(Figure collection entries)
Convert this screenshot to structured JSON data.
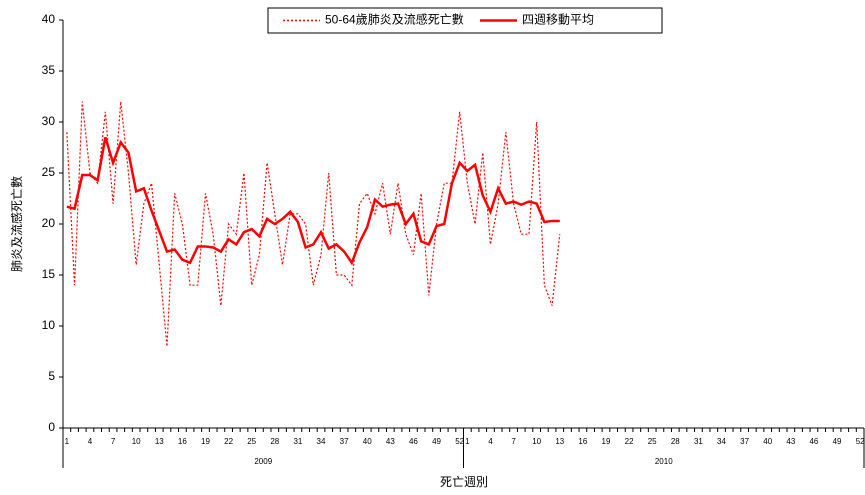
{
  "chart_data": {
    "type": "line",
    "y_label": "肺炎及流感死亡數",
    "x_label": "死亡週別",
    "categories": [
      "1",
      null,
      null,
      "4",
      null,
      null,
      "7",
      null,
      null,
      "10",
      null,
      null,
      "13",
      null,
      null,
      "16",
      null,
      null,
      "19",
      null,
      null,
      "22",
      null,
      null,
      "25",
      null,
      null,
      "28",
      null,
      null,
      "31",
      null,
      null,
      "34",
      null,
      null,
      "37",
      null,
      null,
      "40",
      null,
      null,
      "43",
      null,
      null,
      "46",
      null,
      null,
      "49",
      null,
      null,
      "52",
      "1",
      null,
      null,
      "4",
      null,
      null,
      "7",
      null,
      null,
      "10",
      null,
      null,
      "13",
      null,
      null,
      "16",
      null,
      null,
      "19",
      null,
      null,
      "22",
      null,
      null,
      "25",
      null,
      null,
      "28",
      null,
      null,
      "31",
      null,
      null,
      "34",
      null,
      null,
      "37",
      null,
      null,
      "40",
      null,
      null,
      "43",
      null,
      null,
      "46",
      null,
      null,
      "49",
      null,
      null,
      "52"
    ],
    "x_groups": [
      "2009",
      "2010"
    ],
    "series": [
      {
        "name": "50-64歲肺炎及流感死亡數",
        "color": "#ff0000",
        "dash": true,
        "values": [
          29,
          14,
          32,
          25,
          24,
          31,
          22,
          32,
          25,
          16,
          22,
          24,
          16,
          8,
          23,
          20,
          14,
          14,
          23,
          19,
          12,
          20,
          19,
          25,
          14,
          17,
          26,
          21,
          16,
          21,
          21,
          20,
          14,
          17,
          25,
          15,
          15,
          14,
          22,
          23,
          21,
          24,
          19,
          24,
          19,
          17,
          23,
          13,
          20,
          24,
          24,
          31,
          24,
          20,
          27,
          18,
          22,
          29,
          22,
          19,
          19,
          30,
          14,
          12,
          19,
          null,
          null,
          null,
          null,
          null,
          null,
          null,
          null,
          null,
          null,
          null,
          null,
          null,
          null,
          null,
          null,
          null,
          null,
          null,
          null,
          null,
          null,
          null,
          null,
          null,
          null,
          null,
          null,
          null,
          null,
          null,
          null,
          null,
          null,
          null,
          null,
          null,
          null,
          null
        ]
      },
      {
        "name": "四週移動平均",
        "color": "#ff0000",
        "dash": false,
        "values": [
          21.7,
          21.5,
          24.8,
          24.8,
          24.3,
          28.5,
          26,
          28,
          27,
          23.2,
          23.5,
          21.3,
          19.3,
          17.3,
          17.5,
          16.5,
          16.2,
          17.8,
          17.8,
          17.7,
          17.3,
          18.5,
          18,
          19.2,
          19.5,
          18.8,
          20.5,
          20,
          20.5,
          21.2,
          20.2,
          17.7,
          18,
          19.2,
          17.6,
          18,
          17.3,
          16.2,
          18.2,
          19.7,
          22.4,
          21.7,
          21.9,
          22,
          20,
          21,
          18.3,
          18,
          19.8,
          20,
          24,
          26,
          25.2,
          25.8,
          22.8,
          21.2,
          23.5,
          22,
          22.2,
          21.9,
          22.2,
          22,
          20.2,
          20.3,
          20.3,
          null,
          null,
          null,
          null,
          null,
          null,
          null,
          null,
          null,
          null,
          null,
          null,
          null,
          null,
          null,
          null,
          null,
          null,
          null,
          null,
          null,
          null,
          null,
          null,
          null,
          null,
          null,
          null,
          null,
          null,
          null,
          null,
          null,
          null,
          null,
          null,
          null,
          null,
          null
        ]
      }
    ],
    "ylim": [
      0,
      40
    ],
    "yticks": [
      0,
      5,
      10,
      15,
      20,
      25,
      30,
      35,
      40
    ],
    "legend": "top"
  }
}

**Task prompt**
Retype each line of the listing above word for word. Exclude the pictures.

**Written solution**
Convert this screenshot to structured JSON data.
{
  "chart_data": {
    "type": "line",
    "y_label": "肺炎及流感死亡數",
    "x_label": "死亡週別",
    "categories": [
      "1",
      null,
      null,
      "4",
      null,
      null,
      "7",
      null,
      null,
      "10",
      null,
      null,
      "13",
      null,
      null,
      "16",
      null,
      null,
      "19",
      null,
      null,
      "22",
      null,
      null,
      "25",
      null,
      null,
      "28",
      null,
      null,
      "31",
      null,
      null,
      "34",
      null,
      null,
      "37",
      null,
      null,
      "40",
      null,
      null,
      "43",
      null,
      null,
      "46",
      null,
      null,
      "49",
      null,
      null,
      "52",
      "1",
      null,
      null,
      "4",
      null,
      null,
      "7",
      null,
      null,
      "10",
      null,
      null,
      "13",
      null,
      null,
      "16",
      null,
      null,
      "19",
      null,
      null,
      "22",
      null,
      null,
      "25",
      null,
      null,
      "28",
      null,
      null,
      "31",
      null,
      null,
      "34",
      null,
      null,
      "37",
      null,
      null,
      "40",
      null,
      null,
      "43",
      null,
      null,
      "46",
      null,
      null,
      "49",
      null,
      null,
      "52"
    ],
    "x_groups": [
      "2009",
      "2010"
    ],
    "series": [
      {
        "name": "50-64歲肺炎及流感死亡數",
        "color": "#ff0000",
        "dash": true,
        "values": [
          29,
          14,
          32,
          25,
          24,
          31,
          22,
          32,
          25,
          16,
          22,
          24,
          16,
          8,
          23,
          20,
          14,
          14,
          23,
          19,
          12,
          20,
          19,
          25,
          14,
          17,
          26,
          21,
          16,
          21,
          21,
          20,
          14,
          17,
          25,
          15,
          15,
          14,
          22,
          23,
          21,
          24,
          19,
          24,
          19,
          17,
          23,
          13,
          20,
          24,
          24,
          31,
          24,
          20,
          27,
          18,
          22,
          29,
          22,
          19,
          19,
          30,
          14,
          12,
          19,
          null,
          null,
          null,
          null,
          null,
          null,
          null,
          null,
          null,
          null,
          null,
          null,
          null,
          null,
          null,
          null,
          null,
          null,
          null,
          null,
          null,
          null,
          null,
          null,
          null,
          null,
          null,
          null,
          null,
          null,
          null,
          null,
          null,
          null,
          null,
          null,
          null,
          null,
          null
        ]
      },
      {
        "name": "四週移動平均",
        "color": "#ff0000",
        "dash": false,
        "values": [
          21.7,
          21.5,
          24.8,
          24.8,
          24.3,
          28.5,
          26,
          28,
          27,
          23.2,
          23.5,
          21.3,
          19.3,
          17.3,
          17.5,
          16.5,
          16.2,
          17.8,
          17.8,
          17.7,
          17.3,
          18.5,
          18,
          19.2,
          19.5,
          18.8,
          20.5,
          20,
          20.5,
          21.2,
          20.2,
          17.7,
          18,
          19.2,
          17.6,
          18,
          17.3,
          16.2,
          18.2,
          19.7,
          22.4,
          21.7,
          21.9,
          22,
          20,
          21,
          18.3,
          18,
          19.8,
          20,
          24,
          26,
          25.2,
          25.8,
          22.8,
          21.2,
          23.5,
          22,
          22.2,
          21.9,
          22.2,
          22,
          20.2,
          20.3,
          20.3,
          null,
          null,
          null,
          null,
          null,
          null,
          null,
          null,
          null,
          null,
          null,
          null,
          null,
          null,
          null,
          null,
          null,
          null,
          null,
          null,
          null,
          null,
          null,
          null,
          null,
          null,
          null,
          null,
          null,
          null,
          null,
          null,
          null,
          null,
          null,
          null,
          null,
          null,
          null
        ]
      }
    ],
    "ylim": [
      0,
      40
    ],
    "yticks": [
      0,
      5,
      10,
      15,
      20,
      25,
      30,
      35,
      40
    ],
    "legend": "top"
  }
}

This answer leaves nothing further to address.